[BEGIN]

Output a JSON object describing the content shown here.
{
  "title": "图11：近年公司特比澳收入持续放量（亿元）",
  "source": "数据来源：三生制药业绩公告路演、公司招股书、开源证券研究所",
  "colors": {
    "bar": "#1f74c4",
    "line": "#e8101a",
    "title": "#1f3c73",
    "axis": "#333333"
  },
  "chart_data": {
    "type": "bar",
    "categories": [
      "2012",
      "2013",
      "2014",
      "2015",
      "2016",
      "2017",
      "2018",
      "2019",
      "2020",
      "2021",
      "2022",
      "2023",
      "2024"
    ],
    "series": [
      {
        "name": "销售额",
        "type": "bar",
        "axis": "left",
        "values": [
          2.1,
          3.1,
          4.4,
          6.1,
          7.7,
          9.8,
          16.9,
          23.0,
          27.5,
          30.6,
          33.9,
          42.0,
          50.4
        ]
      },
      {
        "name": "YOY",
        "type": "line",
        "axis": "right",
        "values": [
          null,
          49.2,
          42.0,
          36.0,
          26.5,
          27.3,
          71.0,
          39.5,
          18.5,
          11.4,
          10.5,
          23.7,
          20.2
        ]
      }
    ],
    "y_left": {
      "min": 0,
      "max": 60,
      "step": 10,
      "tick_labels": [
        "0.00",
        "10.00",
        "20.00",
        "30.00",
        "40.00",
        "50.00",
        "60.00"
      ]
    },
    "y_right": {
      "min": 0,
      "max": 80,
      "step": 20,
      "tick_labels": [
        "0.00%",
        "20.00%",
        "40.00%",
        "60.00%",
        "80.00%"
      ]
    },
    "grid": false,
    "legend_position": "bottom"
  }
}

[END]

*EXERCISE PROMPT*: Go through the data above and find the lines with the word "title". Copy each of those lines.

*EXERCISE ANSWER*:
  "title": "图11：近年公司特比澳收入持续放量（亿元）",
    "title": "#1f3c73",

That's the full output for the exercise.